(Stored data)

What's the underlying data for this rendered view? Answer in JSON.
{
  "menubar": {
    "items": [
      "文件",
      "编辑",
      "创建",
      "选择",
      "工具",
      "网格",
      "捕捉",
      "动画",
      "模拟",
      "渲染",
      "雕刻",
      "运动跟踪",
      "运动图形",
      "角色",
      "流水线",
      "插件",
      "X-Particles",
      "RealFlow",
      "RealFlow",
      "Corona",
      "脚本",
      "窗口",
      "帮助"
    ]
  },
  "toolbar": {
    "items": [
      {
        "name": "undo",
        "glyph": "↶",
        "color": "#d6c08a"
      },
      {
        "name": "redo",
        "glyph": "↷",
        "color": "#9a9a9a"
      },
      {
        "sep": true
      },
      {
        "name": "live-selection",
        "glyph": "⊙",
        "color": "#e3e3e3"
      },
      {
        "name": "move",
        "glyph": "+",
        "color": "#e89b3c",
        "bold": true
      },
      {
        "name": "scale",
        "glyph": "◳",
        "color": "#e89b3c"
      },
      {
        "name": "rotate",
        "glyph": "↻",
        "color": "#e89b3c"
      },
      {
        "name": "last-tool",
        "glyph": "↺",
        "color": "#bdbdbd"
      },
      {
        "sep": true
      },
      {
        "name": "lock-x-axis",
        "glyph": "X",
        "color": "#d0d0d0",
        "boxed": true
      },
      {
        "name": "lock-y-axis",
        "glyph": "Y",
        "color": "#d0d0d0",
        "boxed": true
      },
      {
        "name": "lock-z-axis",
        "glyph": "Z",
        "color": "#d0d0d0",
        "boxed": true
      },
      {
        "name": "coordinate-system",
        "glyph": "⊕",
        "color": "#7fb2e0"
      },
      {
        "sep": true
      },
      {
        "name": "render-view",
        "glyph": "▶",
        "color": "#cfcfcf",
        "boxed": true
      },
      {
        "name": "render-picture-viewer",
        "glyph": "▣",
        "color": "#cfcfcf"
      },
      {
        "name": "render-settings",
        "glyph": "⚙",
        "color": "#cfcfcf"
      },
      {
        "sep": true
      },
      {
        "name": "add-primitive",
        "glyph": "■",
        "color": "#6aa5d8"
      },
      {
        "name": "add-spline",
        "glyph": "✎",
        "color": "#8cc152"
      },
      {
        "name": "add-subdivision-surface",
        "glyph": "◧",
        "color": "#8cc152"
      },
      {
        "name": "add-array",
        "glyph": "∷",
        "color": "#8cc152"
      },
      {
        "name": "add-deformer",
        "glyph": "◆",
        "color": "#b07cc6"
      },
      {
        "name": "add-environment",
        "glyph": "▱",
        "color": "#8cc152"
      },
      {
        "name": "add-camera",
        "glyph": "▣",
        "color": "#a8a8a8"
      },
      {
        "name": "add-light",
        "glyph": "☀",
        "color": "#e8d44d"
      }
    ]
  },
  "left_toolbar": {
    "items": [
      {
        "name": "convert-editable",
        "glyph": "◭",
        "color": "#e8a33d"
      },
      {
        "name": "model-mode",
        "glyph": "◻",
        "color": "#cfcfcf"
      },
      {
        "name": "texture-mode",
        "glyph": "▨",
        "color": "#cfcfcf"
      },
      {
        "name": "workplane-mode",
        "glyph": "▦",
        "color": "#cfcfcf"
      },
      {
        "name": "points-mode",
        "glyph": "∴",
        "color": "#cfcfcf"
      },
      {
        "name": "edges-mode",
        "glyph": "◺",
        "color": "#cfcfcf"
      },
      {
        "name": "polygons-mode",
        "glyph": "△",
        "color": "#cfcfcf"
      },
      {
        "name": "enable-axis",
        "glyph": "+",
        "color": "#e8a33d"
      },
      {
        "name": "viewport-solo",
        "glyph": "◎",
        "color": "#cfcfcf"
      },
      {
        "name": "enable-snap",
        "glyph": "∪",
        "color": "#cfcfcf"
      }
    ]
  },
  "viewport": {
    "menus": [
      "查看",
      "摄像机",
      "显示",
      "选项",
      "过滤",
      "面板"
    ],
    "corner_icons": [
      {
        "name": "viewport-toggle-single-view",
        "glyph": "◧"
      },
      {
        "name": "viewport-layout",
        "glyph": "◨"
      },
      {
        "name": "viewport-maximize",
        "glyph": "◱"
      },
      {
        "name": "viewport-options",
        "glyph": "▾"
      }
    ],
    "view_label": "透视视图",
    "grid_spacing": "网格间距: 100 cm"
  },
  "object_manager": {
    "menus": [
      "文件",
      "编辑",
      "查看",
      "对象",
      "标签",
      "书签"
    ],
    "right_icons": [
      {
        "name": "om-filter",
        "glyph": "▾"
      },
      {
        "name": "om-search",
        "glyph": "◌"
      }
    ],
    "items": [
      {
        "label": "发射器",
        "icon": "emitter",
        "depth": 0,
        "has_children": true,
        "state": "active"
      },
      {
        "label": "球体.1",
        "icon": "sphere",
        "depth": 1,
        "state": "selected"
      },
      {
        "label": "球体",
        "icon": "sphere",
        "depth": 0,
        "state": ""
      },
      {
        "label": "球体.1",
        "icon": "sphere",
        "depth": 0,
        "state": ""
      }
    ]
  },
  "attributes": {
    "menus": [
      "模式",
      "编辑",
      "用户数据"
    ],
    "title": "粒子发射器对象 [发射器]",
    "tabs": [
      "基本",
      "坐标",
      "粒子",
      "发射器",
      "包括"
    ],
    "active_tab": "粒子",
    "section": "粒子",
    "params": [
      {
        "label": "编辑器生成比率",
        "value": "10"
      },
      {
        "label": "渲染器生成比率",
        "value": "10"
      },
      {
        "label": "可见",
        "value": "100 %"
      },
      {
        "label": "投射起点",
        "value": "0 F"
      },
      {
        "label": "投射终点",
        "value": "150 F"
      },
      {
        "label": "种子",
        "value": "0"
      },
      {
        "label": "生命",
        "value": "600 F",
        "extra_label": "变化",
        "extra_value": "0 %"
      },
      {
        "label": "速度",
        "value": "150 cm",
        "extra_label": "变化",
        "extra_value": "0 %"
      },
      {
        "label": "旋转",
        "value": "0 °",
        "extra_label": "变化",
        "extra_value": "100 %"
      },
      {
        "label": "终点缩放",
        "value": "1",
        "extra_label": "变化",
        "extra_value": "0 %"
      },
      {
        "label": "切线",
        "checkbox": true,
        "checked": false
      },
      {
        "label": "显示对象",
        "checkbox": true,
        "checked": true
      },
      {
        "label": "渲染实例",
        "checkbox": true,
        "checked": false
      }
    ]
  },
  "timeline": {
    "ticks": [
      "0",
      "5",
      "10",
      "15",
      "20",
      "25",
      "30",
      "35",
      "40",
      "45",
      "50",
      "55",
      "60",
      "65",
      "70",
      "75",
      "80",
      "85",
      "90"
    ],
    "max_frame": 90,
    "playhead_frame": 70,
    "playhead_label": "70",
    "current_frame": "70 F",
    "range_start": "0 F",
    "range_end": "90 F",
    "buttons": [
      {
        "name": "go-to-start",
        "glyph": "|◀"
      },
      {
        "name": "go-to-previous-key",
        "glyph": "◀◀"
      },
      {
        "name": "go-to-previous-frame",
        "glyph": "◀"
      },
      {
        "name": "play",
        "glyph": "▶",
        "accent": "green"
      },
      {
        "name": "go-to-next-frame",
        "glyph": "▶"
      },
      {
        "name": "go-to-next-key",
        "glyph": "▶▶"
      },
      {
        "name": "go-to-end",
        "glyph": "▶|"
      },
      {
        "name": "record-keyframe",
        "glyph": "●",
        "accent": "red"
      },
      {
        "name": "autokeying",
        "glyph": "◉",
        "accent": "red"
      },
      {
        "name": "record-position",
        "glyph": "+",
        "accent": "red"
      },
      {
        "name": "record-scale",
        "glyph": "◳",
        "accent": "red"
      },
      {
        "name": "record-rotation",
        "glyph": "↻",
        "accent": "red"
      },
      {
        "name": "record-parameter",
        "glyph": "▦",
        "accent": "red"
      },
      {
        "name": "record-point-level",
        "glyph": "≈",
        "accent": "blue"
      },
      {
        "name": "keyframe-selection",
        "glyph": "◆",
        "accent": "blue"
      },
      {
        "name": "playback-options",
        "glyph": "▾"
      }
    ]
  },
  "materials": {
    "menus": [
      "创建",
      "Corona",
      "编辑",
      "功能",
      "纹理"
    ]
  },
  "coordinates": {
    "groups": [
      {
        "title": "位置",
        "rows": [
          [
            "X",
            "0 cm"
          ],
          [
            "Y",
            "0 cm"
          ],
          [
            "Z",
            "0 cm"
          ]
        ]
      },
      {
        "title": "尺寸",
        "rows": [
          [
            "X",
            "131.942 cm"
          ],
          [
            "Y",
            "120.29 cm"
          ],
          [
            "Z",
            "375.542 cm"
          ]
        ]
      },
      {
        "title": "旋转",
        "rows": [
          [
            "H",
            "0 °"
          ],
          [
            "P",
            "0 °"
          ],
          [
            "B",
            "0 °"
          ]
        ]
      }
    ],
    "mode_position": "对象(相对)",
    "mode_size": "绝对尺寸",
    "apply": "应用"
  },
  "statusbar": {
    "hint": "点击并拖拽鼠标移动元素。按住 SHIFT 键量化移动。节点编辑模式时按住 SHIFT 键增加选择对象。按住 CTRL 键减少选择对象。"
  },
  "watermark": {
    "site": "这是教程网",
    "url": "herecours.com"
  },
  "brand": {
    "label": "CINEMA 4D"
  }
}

● **Set task**
How many of these lines contain "options"? Write only the number.

● **Answer to the problem**
2